> [本文抜粋]
+ + + + +
扱える範囲
とりあえず小数は扱えません。小数を使うような計算が必要なときは素直に他のLLを使いましょう。扱える整数の範囲は実装依存で、いわゆる long の範囲です。最近の 64bit 環境であれば -2^63 〜 2^63 - 1 なので、十分実用に堪えると思います。
算術式が使われる場所
ちゃんとチェックしてないので抜けがあるかもしれませんが- 数値変数への代入 (local, readonly, declare, typeset コマンドを含む)
- let "算術式"
- ((算術式))
- for ((算術式; 算術式; 算術式)) do ... done
- $((算術式)) ($[算術式] もいまだに使えると思いますが、そのうち使えなくなるはず)
- 配列変数[算術式] や ${配列変数[算術式]} などの配列変数のインデックス。
- 部分文字列展開: ${変数:算術式} および ${変数:算術式:算術式}
- 数値比較 [[ 算術式 OP 算術式 ]] (OP は -gt, -ge, -lt, -le のいずれか)
ぐらいですかね。最後のは undocumented なので、期待したとおりに動かなくても当方は関知いたしません。
数値変数
説明の都合上数値変数の定義だけ。declare -i で変数を数値変数として定義できます。
+ + + + +
> [学習資料]
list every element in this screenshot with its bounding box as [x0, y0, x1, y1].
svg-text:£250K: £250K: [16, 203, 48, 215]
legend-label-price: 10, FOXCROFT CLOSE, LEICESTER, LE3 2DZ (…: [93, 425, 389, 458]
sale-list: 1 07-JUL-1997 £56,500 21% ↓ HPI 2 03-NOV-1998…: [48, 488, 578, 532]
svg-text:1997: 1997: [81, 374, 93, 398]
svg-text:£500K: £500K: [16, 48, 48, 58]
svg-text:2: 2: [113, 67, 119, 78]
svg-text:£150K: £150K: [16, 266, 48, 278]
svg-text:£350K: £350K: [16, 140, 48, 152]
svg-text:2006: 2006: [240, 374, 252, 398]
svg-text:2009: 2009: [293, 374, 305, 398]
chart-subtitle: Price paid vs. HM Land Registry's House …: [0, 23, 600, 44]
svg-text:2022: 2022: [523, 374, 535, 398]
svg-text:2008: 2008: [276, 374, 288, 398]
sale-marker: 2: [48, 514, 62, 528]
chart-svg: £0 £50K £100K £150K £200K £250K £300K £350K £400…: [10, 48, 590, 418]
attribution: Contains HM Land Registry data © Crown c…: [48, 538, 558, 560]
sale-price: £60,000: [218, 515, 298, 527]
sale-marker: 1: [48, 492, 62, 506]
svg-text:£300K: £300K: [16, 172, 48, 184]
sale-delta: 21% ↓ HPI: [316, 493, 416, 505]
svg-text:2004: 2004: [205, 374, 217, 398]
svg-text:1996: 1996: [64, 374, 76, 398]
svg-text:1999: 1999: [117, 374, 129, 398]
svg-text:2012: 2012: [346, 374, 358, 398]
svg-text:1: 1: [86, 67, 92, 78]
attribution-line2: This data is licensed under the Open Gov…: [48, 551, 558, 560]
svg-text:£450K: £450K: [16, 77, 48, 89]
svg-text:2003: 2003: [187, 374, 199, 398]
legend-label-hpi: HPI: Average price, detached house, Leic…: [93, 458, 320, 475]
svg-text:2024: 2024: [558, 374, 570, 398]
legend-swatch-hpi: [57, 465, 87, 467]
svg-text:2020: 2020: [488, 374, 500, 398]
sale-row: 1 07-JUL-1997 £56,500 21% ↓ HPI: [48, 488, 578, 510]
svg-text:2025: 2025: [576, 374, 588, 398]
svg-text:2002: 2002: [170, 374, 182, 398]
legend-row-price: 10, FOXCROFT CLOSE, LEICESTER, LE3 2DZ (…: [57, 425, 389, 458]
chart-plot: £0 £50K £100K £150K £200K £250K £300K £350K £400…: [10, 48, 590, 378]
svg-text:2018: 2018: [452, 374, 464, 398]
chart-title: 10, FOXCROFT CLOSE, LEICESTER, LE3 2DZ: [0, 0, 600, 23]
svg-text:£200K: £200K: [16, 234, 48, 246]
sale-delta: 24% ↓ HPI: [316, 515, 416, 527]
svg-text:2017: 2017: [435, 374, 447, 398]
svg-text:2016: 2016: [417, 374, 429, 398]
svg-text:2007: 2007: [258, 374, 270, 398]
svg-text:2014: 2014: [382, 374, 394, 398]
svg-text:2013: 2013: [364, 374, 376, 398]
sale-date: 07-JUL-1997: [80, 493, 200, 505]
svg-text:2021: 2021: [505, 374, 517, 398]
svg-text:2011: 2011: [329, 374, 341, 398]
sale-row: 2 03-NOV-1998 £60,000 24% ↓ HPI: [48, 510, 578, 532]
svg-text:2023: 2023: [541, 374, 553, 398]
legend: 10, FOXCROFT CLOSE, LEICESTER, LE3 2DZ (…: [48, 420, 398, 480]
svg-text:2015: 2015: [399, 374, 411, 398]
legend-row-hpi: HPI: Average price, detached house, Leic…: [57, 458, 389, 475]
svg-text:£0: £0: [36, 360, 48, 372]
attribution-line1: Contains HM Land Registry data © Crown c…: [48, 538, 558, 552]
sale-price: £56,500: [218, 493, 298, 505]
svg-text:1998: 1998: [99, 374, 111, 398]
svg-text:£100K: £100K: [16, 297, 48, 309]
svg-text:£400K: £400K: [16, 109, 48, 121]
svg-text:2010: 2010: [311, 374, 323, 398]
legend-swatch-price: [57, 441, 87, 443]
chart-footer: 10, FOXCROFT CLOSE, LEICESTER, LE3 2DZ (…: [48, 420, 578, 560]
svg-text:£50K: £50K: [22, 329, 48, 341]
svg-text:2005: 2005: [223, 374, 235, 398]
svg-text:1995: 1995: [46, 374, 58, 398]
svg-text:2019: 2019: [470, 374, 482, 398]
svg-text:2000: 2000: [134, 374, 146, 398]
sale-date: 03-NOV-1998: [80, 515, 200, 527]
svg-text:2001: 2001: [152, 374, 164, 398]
+ + + + +
> [問題]
算術式について述べた本文から、「- 配列変数[算術式] や」から「説明の都合上数値変数の定義だけ。declare -i で変数を数値変数として定義できます。」までをすべて一字一句違えずに引用しなさい。 記録は本文とは別の出典から取ったものである。

> [解答]
- 配列変数[算術式] や ${配列変数[算術式]} などの配列変数のインデックス。
- 部分文字列展開: ${変数:算術式} および ${変数:算術式:算術式}
- 数値比較 [[ 算術式 OP 算術式 ]] (OP は -gt, -ge, -lt, -le のいずれか)
ぐらいですかね。最後のは undocumented なので、期待したとおりに動かなくても当方は関知いたしません。
数値変数
説明の都合上数値変数の定義だけ。declare -i で変数を数値変数として定義できます。